## [VORLIEGENDER TEXT]

-*-

# Windows 7: Ständig updates beim Herunterfahren - normal?



## EnergyCross (3. Januar 2014)

*Windows 7: Ständig updates beim Herunterfahren - normal?*

hey,



ich hab seit einiger zeit (2-3 wochen) jedes mal, wenn ich meinen PC herunterfahre ein Update, dass er noch fix lädt und installiert. Die ersten 3 male dacht ich mir okay, kann gut sein.
Aber jeden Tag ein update? Oder kriegt mein rechner da irgendwas nicht gebacken und der versucht immer das selbe zu laden?

habt ihr auch jeden tag genau ein update, wenn ja scheint wohl alles in ordnung zu sein


----------



## Incredible Alk (3. Januar 2014)

*AW: Windows 7: Ständig updates beim Herunterfahren - normal?*

Sieh doch einfach in der Systemsteuerung --> Windows Update nach was er da so tut und was ihm noch fehlt. 

Es kommt schon mal vor dass an 2 oder 3 Tagen mal ein Update nachgeschoben wird, STÄNDIG ist das aber sicher nicht der Fall.


----------



## ΔΣΛ (3. Januar 2014)

*AW: Windows 7: Ständig updates beim Herunterfahren - normal?*

Probiere mal dies aus : Problem beheben, bei dem Windows Update nicht funktioniert
Vielleicht ist es auch ein Schädling, hast du schon einen kompletten Virenscann gemacht (?), am besten außerhalb von Windows. (Sicher ist Sicher)


----------



## EnergyCross (3. Januar 2014)

*AW: Windows 7: Ständig updates beim Herunterfahren - normal?*

okay, sehe gerade in den systemsteuerungen, dass sehr viele updates einfach Fehlgeschlagen sind. 

sind eigendlich nur Office 2003 Updates. Wobei ich nichtmal office installiert habe, da der rein für Spiele/Social da ist. Gearbeitet wird am laptop.




Spoiler



Sicherheitsupdate für Office 2003 (KB2850047)

Installationsdatum: ‎01.‎01.‎2014 22:17

Installationsstatus: Fehlgeschlagen

Fehlerdetails: Code 770

Updatetyp: Wichtig

In Office 2003  besteht ein Sicherheitsrisiko, das nach dem Öffnen einer in böswilliger Absicht veränderten Datei die Ausführung von beliebigem Code ermöglichen kann. Das Risiko wird mit diesem Update behobe



2 wichtige Updates, wieder Office 2003 und einmal microsoft.NET Framework
5 optionale, u.a. nvidia




			
				ΔΣΛ;6030985 schrieb:
			
		

> Probiere mal dies aus :  Problem  beheben, bei dem Windows Update nicht funktioniert
> Vielleicht  ist es auch ein Schädling, hast du schon einen kompletten Virenscann  gemacht (?), am besten außerhalb von Windows. (Sicher ist  Sicher)

-*-

## [DATENSÄTZE]

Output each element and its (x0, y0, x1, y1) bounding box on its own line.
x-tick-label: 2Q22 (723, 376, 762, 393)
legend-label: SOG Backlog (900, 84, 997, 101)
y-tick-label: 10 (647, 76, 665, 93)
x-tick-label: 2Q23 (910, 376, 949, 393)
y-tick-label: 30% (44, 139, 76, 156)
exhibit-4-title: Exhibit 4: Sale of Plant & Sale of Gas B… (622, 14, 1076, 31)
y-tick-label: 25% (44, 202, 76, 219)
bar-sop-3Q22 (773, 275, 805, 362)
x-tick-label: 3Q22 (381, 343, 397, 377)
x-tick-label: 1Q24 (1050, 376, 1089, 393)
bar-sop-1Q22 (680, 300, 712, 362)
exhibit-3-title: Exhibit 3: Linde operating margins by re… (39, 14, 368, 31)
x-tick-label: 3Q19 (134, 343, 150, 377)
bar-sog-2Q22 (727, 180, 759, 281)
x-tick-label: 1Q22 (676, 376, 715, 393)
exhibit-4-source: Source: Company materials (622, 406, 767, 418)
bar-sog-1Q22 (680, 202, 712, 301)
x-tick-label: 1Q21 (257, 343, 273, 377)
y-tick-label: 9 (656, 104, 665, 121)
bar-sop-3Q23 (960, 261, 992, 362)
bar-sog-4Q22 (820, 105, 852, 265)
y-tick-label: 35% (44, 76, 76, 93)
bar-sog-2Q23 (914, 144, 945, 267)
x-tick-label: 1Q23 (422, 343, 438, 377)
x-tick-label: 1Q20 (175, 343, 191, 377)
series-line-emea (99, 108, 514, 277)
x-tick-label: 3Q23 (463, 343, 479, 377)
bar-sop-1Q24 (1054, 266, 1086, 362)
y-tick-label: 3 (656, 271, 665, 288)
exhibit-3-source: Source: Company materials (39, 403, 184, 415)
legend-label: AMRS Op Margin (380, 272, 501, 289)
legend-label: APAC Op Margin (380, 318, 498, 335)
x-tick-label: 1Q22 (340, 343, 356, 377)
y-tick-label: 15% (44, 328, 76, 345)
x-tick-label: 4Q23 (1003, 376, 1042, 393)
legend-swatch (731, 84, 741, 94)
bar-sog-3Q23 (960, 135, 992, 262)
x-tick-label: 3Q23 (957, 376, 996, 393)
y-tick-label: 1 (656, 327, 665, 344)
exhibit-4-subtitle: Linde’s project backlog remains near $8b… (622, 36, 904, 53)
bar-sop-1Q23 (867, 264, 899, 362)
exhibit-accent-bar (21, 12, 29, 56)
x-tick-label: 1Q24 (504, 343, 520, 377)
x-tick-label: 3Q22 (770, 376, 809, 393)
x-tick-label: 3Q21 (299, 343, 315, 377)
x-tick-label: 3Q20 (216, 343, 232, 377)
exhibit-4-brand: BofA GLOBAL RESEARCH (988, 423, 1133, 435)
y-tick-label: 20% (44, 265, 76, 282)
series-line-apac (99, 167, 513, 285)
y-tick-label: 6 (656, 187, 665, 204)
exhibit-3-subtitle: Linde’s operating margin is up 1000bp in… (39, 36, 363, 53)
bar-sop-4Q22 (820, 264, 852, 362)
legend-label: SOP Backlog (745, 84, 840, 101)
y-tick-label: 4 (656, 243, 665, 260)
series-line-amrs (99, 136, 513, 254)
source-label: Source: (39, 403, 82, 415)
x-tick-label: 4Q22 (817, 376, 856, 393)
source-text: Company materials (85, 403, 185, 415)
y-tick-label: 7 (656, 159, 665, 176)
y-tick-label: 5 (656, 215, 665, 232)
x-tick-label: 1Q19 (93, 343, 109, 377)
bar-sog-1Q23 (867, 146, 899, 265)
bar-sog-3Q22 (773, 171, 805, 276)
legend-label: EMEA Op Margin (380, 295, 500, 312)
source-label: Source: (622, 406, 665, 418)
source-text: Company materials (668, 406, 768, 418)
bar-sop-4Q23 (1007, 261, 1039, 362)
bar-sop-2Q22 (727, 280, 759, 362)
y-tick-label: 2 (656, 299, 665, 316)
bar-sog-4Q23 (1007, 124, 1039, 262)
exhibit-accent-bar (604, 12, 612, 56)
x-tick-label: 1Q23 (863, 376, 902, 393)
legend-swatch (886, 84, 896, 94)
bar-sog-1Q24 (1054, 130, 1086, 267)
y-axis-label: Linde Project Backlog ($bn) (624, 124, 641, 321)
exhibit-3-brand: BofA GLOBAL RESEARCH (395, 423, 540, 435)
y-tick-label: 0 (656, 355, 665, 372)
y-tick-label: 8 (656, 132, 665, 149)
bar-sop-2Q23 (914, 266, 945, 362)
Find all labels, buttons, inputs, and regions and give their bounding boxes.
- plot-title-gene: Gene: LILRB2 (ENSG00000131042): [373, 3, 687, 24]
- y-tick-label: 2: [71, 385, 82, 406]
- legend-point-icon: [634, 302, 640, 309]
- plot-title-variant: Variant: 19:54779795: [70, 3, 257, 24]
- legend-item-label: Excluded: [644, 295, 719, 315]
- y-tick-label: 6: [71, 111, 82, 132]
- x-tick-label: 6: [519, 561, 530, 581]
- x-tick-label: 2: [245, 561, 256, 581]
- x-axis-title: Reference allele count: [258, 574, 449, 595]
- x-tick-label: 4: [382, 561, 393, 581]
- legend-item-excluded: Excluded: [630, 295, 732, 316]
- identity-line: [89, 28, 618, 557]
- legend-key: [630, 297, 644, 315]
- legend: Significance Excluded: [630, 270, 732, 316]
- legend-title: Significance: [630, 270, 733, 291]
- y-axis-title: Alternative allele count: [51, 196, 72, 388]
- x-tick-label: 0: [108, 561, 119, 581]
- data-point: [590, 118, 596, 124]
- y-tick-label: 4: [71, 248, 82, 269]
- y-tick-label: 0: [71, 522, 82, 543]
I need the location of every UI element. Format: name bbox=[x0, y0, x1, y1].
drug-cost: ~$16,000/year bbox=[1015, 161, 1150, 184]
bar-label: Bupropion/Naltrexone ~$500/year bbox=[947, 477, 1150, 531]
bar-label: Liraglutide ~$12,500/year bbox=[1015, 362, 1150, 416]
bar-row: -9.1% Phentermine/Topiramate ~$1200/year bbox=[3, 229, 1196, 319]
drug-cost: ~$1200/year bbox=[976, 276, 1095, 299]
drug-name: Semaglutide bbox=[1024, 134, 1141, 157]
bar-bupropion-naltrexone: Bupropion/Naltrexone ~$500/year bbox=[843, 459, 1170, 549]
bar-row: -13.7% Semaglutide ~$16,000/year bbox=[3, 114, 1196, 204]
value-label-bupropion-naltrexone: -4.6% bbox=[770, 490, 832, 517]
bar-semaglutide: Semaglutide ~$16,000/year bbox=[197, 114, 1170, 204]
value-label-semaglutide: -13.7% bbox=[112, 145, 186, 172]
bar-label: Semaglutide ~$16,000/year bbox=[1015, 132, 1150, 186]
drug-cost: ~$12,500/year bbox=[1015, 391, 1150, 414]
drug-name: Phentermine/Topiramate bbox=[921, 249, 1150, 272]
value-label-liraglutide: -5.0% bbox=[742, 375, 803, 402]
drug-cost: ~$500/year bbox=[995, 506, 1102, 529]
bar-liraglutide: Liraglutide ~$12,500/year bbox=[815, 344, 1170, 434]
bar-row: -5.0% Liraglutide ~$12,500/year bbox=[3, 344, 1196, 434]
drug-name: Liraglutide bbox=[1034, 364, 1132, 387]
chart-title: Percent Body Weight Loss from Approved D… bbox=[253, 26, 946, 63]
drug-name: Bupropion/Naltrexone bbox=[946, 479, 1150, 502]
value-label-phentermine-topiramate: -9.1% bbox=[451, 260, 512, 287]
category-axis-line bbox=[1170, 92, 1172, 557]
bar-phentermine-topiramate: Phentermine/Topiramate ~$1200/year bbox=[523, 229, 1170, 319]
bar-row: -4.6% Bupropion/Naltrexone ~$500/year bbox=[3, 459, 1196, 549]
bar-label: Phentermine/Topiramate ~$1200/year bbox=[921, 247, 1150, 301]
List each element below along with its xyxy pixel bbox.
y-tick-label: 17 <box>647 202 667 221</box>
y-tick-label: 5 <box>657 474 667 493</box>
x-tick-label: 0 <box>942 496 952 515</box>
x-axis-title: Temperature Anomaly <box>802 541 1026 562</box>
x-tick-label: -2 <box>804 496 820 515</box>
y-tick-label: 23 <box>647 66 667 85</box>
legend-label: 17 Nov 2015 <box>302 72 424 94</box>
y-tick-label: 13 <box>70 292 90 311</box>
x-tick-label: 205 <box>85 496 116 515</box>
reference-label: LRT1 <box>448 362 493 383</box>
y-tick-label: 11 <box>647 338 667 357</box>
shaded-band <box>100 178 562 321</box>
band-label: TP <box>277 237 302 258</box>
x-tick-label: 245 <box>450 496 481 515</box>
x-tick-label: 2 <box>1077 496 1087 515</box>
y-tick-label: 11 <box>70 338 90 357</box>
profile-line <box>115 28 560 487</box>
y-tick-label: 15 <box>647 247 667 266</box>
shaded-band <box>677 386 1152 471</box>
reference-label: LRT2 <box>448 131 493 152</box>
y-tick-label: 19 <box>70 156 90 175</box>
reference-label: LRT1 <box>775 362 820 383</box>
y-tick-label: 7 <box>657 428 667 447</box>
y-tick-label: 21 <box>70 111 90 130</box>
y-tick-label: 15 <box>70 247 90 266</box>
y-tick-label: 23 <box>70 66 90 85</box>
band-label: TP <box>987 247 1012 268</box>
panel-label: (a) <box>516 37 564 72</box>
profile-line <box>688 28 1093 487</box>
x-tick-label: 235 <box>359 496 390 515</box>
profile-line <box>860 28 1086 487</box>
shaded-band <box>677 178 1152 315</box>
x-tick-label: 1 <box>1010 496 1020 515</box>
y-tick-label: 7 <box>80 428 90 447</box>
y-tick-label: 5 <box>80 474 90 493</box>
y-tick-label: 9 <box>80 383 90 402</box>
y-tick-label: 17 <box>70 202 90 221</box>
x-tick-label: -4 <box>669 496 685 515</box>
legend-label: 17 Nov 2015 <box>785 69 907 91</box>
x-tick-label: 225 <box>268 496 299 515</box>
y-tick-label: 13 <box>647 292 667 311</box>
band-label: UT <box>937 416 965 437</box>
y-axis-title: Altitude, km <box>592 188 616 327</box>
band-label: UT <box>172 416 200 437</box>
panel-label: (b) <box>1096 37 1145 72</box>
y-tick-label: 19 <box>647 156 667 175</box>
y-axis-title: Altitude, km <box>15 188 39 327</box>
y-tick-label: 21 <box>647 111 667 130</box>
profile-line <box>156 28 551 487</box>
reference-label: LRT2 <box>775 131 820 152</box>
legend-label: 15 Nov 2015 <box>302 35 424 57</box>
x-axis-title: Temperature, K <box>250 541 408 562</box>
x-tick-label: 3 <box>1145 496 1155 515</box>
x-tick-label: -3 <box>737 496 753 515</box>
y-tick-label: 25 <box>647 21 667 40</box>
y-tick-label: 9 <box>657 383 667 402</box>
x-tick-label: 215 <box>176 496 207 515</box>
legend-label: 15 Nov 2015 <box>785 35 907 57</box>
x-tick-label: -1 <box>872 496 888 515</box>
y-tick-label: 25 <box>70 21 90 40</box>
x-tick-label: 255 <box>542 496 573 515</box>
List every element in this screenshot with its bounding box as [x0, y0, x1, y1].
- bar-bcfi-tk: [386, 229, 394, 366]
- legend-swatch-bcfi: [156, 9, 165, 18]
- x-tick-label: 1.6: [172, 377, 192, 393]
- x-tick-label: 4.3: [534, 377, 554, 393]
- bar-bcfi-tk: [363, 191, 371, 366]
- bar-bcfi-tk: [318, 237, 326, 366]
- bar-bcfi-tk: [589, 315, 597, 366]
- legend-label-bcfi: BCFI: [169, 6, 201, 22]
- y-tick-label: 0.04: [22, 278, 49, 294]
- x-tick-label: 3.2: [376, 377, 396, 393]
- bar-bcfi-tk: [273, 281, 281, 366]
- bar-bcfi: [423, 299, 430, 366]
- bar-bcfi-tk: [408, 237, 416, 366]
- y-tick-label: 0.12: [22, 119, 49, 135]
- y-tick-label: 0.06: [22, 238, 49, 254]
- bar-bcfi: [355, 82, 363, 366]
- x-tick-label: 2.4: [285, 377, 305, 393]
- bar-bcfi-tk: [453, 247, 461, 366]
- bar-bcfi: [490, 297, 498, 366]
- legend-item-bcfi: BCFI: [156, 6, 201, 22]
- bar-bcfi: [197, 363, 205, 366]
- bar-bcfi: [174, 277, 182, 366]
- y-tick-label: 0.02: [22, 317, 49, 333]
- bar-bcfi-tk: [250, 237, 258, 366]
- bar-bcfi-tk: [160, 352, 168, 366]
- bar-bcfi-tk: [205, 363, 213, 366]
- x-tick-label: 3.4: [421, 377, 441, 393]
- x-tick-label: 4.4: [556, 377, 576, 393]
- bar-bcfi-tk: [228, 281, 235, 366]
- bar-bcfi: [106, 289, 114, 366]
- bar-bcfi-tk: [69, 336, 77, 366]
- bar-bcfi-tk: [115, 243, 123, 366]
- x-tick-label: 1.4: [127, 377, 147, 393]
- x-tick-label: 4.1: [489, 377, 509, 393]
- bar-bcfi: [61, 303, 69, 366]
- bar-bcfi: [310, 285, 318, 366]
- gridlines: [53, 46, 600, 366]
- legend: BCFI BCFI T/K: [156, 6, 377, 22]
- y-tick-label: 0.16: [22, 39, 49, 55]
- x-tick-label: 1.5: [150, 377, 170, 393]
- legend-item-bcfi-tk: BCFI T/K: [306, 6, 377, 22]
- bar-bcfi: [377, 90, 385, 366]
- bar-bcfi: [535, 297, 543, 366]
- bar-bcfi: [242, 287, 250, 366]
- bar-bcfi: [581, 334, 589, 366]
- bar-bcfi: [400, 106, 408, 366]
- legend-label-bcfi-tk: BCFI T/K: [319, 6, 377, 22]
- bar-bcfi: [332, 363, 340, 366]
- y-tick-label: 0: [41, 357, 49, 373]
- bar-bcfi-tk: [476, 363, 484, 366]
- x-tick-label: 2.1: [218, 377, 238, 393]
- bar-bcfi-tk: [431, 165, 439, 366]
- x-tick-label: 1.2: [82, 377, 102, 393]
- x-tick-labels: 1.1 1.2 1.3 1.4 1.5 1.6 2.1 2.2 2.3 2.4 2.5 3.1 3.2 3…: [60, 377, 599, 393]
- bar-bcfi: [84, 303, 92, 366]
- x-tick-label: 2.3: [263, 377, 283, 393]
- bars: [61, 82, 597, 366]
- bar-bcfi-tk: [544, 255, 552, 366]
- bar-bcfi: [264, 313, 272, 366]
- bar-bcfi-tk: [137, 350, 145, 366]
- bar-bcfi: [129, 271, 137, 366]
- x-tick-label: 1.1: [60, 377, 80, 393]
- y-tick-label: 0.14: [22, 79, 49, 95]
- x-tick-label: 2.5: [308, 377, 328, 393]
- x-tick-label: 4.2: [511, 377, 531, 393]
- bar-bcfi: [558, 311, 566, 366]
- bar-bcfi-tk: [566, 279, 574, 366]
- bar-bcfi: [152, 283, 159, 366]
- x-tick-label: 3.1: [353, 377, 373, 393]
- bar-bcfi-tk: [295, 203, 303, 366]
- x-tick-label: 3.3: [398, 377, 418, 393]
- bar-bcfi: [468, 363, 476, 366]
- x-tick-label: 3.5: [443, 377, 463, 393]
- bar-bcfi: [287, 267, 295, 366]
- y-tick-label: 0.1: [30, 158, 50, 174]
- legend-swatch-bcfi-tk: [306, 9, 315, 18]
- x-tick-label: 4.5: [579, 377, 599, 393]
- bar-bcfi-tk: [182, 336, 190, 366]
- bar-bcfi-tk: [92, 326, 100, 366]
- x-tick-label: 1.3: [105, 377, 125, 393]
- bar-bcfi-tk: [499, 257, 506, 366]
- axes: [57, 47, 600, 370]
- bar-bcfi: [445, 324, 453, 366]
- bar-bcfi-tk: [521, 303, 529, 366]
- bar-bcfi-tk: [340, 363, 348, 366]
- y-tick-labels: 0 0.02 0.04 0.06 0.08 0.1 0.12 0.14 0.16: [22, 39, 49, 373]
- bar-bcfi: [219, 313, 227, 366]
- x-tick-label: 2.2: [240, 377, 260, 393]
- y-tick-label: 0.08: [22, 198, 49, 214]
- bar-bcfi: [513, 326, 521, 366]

-*-

## [PFLICHTAUFGABE 1]
Schreibe aus dem Thread über Windows-7-Updates einen Abschnitt wörtlich ab: Beginne bei den Worten „# Windows 7: Ständig“ und höre nach „selbe zu laden?“ auf.
## [PFLICHTAUFGABE 2]
Übertrage den folgenden Satz aus dem Thread über Windows-7-Updates ins Englische: „Es kommt schon mal vor dass an 2 oder 3 Tagen mal ein Update nachgeschoben wird, STÄNDIG ist das aber sicher nicht der Fall.“
Die Datensätze spielen hierfür keine Rolle.

## [SCHRIFTLICHE ANTWORT 1]
# Windows 7: Ständig updates beim Herunterfahren - normal?



## EnergyCross (3. Januar 2014)

*Windows 7: Ständig updates beim Herunterfahren - normal?*

hey,



ich hab seit einiger zeit (2-3 wochen) jedes mal, wenn ich meinen PC herunterfahre ein Update, dass er noch fix lädt und installiert. Die ersten 3 male dacht ich mir okay, kann gut sein.
Aber jeden Tag ein update? Oder kriegt mein rechner da irgendwas nicht gebacken und der versucht immer das selbe zu laden?

## [SCHRIFTLICHE ANTWORT 2]
It does happen now and then that an update gets pushed out on 2 or 3 days, but it is certainly not the case CONSTANTLY.